* Material for the task:
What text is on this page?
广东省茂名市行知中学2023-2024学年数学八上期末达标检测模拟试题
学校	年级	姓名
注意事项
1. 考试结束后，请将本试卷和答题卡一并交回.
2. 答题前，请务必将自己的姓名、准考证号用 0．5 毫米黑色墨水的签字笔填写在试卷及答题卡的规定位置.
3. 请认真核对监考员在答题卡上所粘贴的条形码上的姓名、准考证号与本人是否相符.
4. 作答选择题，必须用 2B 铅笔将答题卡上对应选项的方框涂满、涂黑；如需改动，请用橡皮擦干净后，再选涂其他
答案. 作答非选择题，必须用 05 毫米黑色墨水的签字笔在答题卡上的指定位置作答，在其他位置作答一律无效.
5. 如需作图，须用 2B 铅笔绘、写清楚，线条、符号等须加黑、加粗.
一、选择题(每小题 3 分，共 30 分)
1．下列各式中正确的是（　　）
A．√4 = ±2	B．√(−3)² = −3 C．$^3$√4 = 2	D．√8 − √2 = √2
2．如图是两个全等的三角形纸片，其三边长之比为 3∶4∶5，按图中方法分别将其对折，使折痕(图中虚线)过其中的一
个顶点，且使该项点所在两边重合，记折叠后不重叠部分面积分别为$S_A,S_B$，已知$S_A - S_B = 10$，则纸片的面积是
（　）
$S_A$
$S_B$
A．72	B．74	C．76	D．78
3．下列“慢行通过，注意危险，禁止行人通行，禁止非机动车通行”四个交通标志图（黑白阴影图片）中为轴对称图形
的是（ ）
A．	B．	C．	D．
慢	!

* Work instructions: Here, the records must be output exactly and in full.

* Answer below:
What text is on this page?
广东省茂名市行知中学2023-2024学年数学八上期末达标检测模拟试题
学校	年级	姓名
注意事项
1. 考试结束后，请将本试卷和答题卡一并交回.
2. 答题前，请务必将自己的姓名、准考证号用 0．5 毫米黑色墨水的签字笔填写在试卷及答题卡的规定位置.
3. 请认真核对监考员在答题卡上所粘贴的条形码上的姓名、准考证号与本人是否相符.
4. 作答选择题，必须用 2B 铅笔将答题卡上对应选项的方框涂满、涂黑；如需改动，请用橡皮擦干净后，再选涂其他
答案. 作答非选择题，必须用 05 毫米黑色墨水的签字笔在答题卡上的指定位置作答，在其他位置作答一律无效.
5. 如需作图，须用 2B 铅笔绘、写清楚，线条、符号等须加黑、加粗.
一、选择题(每小题 3 分，共 30 分)
1．下列各式中正确的是（　　）
A．√4 = ±2	B．√(−3)² = −3 C．$^3$√4 = 2	D．√8 − √2 = √2
2．如图是两个全等的三角形纸片，其三边长之比为 3∶4∶5，按图中方法分别将其对折，使折痕(图中虚线)过其中的一
个顶点，且使该项点所在两边重合，记折叠后不重叠部分面积分别为$S_A,S_B$，已知$S_A - S_B = 10$，则纸片的面积是
（　）
$S_A$
$S_B$
A．72	B．74	C．76	D．78
3．下列“慢行通过，注意危险，禁止行人通行，禁止非机动车通行”四个交通标志图（黑白阴影图片）中为轴对称图形
的是（ ）
A．	B．	C．	D．
慢	!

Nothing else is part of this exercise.